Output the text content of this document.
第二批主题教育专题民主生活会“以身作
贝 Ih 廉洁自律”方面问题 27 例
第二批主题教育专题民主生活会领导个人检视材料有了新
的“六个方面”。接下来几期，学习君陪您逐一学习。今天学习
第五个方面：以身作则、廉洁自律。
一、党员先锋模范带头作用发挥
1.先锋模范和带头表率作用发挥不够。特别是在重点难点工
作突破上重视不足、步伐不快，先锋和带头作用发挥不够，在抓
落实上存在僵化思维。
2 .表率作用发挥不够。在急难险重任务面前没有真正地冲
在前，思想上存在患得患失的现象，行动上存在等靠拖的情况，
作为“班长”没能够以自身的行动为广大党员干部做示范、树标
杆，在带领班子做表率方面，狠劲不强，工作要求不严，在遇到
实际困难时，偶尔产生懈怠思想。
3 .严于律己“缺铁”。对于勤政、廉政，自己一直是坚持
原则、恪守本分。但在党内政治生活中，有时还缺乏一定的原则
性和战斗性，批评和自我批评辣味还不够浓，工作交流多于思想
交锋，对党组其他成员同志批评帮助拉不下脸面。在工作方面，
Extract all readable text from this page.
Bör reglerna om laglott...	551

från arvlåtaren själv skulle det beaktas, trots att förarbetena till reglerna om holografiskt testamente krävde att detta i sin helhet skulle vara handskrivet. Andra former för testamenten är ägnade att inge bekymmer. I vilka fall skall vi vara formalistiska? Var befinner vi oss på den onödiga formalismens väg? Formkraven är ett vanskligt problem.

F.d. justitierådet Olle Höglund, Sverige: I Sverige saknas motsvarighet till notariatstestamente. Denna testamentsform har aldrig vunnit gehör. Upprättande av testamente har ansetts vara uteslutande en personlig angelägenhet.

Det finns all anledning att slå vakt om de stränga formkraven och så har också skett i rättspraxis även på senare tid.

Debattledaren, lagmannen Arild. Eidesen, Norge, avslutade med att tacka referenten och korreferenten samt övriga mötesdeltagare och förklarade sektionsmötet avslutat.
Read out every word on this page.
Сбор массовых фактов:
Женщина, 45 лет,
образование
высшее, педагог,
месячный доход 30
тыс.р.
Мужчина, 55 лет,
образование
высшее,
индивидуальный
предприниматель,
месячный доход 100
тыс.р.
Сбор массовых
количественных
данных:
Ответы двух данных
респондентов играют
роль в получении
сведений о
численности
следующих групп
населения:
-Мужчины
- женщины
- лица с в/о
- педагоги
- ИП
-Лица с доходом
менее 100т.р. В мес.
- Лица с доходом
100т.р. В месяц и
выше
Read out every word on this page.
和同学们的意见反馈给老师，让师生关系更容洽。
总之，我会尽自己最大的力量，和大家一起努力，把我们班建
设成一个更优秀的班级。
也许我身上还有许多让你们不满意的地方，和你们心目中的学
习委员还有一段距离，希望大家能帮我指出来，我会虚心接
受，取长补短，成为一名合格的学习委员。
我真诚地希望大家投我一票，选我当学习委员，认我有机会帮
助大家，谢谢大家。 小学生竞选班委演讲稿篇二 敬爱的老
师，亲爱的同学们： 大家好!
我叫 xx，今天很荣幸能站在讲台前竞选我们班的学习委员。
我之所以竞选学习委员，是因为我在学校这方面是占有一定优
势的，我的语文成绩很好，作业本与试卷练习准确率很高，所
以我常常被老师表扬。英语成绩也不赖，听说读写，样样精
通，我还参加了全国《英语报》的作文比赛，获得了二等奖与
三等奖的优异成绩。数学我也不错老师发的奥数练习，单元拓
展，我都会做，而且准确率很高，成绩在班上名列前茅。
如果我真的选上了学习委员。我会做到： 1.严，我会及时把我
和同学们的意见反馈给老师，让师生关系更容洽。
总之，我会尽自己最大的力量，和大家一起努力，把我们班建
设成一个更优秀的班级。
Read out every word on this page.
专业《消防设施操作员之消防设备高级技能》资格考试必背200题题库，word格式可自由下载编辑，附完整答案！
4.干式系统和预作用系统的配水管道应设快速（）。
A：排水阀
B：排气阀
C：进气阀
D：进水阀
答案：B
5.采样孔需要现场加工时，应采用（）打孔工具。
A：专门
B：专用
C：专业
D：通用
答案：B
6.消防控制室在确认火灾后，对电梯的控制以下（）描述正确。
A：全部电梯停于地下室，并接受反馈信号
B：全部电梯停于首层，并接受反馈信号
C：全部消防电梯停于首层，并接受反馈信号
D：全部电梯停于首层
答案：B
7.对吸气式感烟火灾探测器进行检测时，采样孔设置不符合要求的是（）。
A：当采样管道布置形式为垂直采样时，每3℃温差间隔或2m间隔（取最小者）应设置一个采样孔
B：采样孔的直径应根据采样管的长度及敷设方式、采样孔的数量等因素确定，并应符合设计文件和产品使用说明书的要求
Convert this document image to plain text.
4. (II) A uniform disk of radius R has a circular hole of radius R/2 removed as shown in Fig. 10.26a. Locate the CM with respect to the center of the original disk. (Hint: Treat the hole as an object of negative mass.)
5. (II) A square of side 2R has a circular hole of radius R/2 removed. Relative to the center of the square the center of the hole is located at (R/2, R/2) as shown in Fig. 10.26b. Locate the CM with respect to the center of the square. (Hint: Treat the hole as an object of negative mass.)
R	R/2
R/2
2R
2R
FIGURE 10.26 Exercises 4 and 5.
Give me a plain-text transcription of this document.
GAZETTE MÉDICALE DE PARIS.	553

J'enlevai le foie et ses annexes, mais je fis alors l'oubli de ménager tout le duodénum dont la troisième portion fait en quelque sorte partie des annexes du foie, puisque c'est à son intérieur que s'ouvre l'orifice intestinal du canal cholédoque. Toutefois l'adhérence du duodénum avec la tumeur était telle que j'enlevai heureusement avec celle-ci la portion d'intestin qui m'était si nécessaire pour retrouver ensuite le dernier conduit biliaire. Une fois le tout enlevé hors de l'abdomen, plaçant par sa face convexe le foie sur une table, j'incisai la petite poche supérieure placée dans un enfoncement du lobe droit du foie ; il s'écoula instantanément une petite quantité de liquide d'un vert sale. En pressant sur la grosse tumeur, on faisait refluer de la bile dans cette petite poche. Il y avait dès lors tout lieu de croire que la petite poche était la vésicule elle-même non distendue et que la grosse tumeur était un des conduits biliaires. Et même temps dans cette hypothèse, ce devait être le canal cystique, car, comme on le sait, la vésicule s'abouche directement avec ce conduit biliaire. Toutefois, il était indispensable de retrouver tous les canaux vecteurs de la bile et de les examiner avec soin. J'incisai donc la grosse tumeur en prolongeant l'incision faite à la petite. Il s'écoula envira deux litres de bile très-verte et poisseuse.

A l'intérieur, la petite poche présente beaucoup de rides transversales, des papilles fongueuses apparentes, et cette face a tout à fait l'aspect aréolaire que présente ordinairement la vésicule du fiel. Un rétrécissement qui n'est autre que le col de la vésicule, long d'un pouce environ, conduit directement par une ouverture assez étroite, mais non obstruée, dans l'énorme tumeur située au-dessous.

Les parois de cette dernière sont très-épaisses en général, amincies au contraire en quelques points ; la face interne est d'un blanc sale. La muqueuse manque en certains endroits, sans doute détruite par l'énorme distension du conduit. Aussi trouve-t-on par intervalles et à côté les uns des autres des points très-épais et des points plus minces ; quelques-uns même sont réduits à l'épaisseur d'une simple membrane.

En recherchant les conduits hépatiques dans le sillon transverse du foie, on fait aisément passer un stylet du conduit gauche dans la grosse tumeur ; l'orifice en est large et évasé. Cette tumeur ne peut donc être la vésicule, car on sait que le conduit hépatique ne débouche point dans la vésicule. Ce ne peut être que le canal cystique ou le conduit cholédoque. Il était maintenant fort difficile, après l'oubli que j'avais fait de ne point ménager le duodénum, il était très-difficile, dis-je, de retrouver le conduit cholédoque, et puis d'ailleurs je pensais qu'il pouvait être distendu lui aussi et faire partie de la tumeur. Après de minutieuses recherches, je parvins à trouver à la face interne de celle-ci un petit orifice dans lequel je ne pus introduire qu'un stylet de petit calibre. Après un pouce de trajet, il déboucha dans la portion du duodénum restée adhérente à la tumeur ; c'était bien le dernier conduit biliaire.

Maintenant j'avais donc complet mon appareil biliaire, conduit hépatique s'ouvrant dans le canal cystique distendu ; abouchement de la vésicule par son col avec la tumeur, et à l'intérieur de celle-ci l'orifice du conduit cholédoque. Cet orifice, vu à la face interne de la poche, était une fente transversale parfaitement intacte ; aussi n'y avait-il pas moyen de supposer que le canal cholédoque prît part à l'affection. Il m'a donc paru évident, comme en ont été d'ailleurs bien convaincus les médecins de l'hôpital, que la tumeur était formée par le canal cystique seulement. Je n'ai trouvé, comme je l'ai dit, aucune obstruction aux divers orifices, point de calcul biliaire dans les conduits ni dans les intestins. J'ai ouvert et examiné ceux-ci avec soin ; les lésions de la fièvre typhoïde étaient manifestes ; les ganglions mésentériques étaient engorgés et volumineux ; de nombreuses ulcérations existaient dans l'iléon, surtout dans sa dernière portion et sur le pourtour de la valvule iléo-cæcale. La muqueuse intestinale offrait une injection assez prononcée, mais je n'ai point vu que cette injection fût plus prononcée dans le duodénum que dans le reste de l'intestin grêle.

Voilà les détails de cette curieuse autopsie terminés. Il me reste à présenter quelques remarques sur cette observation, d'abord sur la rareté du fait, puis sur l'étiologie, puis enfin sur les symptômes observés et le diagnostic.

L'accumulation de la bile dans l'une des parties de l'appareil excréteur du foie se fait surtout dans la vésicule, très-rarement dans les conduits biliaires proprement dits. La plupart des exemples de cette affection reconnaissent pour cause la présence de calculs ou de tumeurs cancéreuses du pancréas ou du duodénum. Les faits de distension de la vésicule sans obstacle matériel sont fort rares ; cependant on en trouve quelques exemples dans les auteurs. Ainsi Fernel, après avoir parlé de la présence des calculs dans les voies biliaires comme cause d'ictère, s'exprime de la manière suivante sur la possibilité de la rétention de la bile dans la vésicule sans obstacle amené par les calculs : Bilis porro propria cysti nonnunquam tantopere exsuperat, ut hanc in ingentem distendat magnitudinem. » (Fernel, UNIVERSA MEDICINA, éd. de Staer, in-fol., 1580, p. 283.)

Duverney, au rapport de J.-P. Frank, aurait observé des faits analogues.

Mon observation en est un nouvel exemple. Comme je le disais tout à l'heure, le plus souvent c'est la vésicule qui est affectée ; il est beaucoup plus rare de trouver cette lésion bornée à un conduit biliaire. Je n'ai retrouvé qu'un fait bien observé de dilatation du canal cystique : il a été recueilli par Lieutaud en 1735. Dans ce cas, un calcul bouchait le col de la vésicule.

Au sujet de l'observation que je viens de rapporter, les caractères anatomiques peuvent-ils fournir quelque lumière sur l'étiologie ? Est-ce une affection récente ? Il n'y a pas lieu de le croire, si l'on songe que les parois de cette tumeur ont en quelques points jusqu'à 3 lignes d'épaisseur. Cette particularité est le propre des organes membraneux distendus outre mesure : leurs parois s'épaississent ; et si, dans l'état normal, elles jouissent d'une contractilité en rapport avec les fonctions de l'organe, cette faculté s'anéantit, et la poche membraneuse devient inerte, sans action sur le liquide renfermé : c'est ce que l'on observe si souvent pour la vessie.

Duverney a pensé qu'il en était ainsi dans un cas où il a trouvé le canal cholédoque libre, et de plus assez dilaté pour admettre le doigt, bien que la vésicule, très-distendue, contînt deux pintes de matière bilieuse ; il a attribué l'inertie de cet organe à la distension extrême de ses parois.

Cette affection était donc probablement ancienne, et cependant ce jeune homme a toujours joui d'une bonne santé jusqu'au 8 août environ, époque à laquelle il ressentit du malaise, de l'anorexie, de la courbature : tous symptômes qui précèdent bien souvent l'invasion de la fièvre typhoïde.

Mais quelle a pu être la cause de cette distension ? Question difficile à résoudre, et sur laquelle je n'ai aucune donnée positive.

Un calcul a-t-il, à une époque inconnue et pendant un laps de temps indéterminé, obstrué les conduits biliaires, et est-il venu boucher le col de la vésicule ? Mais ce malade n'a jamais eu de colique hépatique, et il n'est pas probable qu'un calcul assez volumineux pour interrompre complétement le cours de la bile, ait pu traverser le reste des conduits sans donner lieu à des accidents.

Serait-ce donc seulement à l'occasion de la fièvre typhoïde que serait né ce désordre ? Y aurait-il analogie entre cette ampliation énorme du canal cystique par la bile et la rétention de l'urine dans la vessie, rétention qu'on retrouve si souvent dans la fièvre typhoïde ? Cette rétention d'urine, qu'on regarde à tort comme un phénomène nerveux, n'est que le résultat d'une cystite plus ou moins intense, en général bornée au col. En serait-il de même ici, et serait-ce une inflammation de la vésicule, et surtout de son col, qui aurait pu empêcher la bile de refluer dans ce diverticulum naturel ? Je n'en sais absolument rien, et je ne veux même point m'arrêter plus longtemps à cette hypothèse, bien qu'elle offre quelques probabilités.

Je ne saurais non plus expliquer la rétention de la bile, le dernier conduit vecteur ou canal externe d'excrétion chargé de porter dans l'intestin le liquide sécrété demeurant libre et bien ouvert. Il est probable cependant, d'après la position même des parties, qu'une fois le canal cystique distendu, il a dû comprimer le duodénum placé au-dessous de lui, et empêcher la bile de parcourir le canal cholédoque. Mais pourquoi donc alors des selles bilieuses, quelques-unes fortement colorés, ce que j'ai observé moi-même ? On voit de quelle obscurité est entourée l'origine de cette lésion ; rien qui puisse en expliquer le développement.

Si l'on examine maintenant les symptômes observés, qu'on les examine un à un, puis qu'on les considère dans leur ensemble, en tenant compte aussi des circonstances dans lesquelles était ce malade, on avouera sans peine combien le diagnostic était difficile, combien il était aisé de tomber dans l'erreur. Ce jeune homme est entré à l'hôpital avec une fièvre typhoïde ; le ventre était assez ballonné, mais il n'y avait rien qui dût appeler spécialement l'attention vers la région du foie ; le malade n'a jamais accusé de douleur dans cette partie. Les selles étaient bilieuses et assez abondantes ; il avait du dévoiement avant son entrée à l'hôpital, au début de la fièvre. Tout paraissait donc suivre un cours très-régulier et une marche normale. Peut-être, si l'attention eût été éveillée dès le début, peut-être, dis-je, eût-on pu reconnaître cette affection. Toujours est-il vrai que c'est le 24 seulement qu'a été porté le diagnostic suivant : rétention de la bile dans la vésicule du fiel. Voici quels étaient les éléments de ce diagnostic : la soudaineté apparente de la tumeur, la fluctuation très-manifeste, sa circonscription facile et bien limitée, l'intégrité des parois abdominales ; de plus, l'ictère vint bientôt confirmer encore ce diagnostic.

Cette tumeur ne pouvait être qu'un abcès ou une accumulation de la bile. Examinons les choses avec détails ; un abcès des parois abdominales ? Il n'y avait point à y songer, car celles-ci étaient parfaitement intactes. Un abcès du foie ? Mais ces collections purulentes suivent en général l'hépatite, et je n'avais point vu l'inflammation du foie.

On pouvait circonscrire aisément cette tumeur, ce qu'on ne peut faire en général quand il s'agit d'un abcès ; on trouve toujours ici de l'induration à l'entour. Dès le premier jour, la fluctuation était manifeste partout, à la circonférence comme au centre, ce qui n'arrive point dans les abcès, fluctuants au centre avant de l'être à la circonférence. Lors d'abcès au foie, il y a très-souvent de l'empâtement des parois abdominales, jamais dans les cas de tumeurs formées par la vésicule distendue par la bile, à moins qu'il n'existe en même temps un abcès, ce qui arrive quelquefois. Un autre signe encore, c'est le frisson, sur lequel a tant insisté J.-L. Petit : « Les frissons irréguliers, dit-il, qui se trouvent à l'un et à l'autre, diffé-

──────────────────────────────

# INSTRUCTIONS FOR THE TASK
Search the preceding listing for "shown" and extract every line where it is found.

# TASK ANSWER
4. (II) A uniform disk of radius R has a circular hole of radius R/2 removed as shown in Fig. 10.26a. Locate the CM with respect to the center of the original disk. (Hint: Treat the hole as an object of negative mass.)
5. (II) A square of side 2R has a circular hole of radius R/2 removed. Relative to the center of the square the center of the hole is located at (R/2, R/2) as shown in Fig. 10.26b. Locate the CM with respect to the center of the square. (Hint: Treat the hole as an object of negative mass.)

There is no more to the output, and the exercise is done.